## BEGIN
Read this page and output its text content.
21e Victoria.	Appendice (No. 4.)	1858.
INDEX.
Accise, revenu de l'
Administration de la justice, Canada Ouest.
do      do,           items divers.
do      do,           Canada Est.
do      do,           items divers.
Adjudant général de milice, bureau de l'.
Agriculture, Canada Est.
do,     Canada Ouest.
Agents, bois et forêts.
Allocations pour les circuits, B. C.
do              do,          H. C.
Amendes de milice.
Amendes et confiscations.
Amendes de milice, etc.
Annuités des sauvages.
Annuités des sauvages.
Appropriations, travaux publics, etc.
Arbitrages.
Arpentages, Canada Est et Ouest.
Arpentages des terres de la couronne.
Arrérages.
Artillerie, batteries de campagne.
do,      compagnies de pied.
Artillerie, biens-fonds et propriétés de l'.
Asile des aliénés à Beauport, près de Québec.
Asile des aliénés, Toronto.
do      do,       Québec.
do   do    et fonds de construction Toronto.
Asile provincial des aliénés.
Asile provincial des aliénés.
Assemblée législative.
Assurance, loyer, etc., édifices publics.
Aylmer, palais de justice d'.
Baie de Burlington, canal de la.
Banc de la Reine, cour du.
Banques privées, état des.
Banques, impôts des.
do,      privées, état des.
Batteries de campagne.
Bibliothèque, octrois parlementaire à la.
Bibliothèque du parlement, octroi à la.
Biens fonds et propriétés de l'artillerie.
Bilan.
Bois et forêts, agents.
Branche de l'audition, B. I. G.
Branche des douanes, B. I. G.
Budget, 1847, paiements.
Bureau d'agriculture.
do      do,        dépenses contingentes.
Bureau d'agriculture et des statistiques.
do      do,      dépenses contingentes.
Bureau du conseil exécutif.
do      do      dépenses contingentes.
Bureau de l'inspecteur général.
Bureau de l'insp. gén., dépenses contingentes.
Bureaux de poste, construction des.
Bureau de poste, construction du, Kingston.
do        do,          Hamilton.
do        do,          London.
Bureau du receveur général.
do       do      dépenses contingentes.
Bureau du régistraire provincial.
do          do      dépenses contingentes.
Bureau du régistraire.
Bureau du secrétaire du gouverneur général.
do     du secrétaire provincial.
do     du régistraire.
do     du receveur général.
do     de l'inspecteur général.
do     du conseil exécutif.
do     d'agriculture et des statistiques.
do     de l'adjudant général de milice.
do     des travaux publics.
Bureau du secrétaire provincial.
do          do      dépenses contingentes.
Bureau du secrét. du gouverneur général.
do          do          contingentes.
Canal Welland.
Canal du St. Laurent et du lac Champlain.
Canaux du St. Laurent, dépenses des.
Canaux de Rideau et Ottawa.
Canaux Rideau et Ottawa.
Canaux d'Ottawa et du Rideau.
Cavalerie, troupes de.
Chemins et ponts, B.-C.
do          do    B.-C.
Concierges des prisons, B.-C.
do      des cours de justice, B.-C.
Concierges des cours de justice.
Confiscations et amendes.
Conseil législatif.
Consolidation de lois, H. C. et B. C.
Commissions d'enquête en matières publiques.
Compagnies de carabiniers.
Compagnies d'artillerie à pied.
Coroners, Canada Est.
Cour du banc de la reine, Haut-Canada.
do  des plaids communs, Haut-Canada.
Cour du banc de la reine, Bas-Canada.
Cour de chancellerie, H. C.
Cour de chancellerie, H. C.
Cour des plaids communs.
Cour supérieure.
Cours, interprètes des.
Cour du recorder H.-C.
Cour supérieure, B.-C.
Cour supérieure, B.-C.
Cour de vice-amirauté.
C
## END
Print every record exactly as it was given.

> _Exercise answer_:
Read this page and output its text content.
21e Victoria.	Appendice (No. 4.)	1858.
INDEX.
Accise, revenu de l'
Administration de la justice, Canada Ouest.
do      do,           items divers.
do      do,           Canada Est.
do      do,           items divers.
Adjudant général de milice, bureau de l'.
Agriculture, Canada Est.
do,     Canada Ouest.
Agents, bois et forêts.
Allocations pour les circuits, B. C.
do              do,          H. C.
Amendes de milice.
Amendes et confiscations.
Amendes de milice, etc.
Annuités des sauvages.
Annuités des sauvages.
Appropriations, travaux publics, etc.
Arbitrages.
Arpentages, Canada Est et Ouest.
Arpentages des terres de la couronne.
Arrérages.
Artillerie, batteries de campagne.
do,      compagnies de pied.
Artillerie, biens-fonds et propriétés de l'.
Asile des aliénés à Beauport, près de Québec.
Asile des aliénés, Toronto.
do      do,       Québec.
do   do    et fonds de construction Toronto.
Asile provincial des aliénés.
Asile provincial des aliénés.
Assemblée législative.
Assurance, loyer, etc., édifices publics.
Aylmer, palais de justice d'.
Baie de Burlington, canal de la.
Banc de la Reine, cour du.
Banques privées, état des.
Banques, impôts des.
do,      privées, état des.
Batteries de campagne.
Bibliothèque, octrois parlementaire à la.
Bibliothèque du parlement, octroi à la.
Biens fonds et propriétés de l'artillerie.
Bilan.
Bois et forêts, agents.
Branche de l'audition, B. I. G.
Branche des douanes, B. I. G.
Budget, 1847, paiements.
Bureau d'agriculture.
do      do,        dépenses contingentes.
Bureau d'agriculture et des statistiques.
do      do,      dépenses contingentes.
Bureau du conseil exécutif.
do      do      dépenses contingentes.
Bureau de l'inspecteur général.
Bureau de l'insp. gén., dépenses contingentes.
Bureaux de poste, construction des.
Bureau de poste, construction du, Kingston.
do        do,          Hamilton.
do        do,          London.
Bureau du receveur général.
do       do      dépenses contingentes.
Bureau du régistraire provincial.
do          do      dépenses contingentes.
Bureau du régistraire.
Bureau du secrétaire du gouverneur général.
do     du secrétaire provincial.
do     du régistraire.
do     du receveur général.
do     de l'inspecteur général.
do     du conseil exécutif.
do     d'agriculture et des statistiques.
do     de l'adjudant général de milice.
do     des travaux publics.
Bureau du secrétaire provincial.
do          do      dépenses contingentes.
Bureau du secrét. du gouverneur général.
do          do          contingentes.
Canal Welland.
Canal du St. Laurent et du lac Champlain.
Canaux du St. Laurent, dépenses des.
Canaux de Rideau et Ottawa.
Canaux Rideau et Ottawa.
Canaux d'Ottawa et du Rideau.
Cavalerie, troupes de.
Chemins et ponts, B.-C.
do          do    B.-C.
Concierges des prisons, B.-C.
do      des cours de justice, B.-C.
Concierges des cours de justice.
Confiscations et amendes.
Conseil législatif.
Consolidation de lois, H. C. et B. C.
Commissions d'enquête en matières publiques.
Compagnies de carabiniers.
Compagnies d'artillerie à pied.
Coroners, Canada Est.
Cour du banc de la reine, Haut-Canada.
do  des plaids communs, Haut-Canada.
Cour du banc de la reine, Bas-Canada.
Cour de chancellerie, H. C.
Cour de chancellerie, H. C.
Cour des plaids communs.
Cour supérieure.
Cours, interprètes des.
Cour du recorder H.-C.
Cour supérieure, B.-C.
Cour supérieure, B.-C.
Cour de vice-amirauté.
C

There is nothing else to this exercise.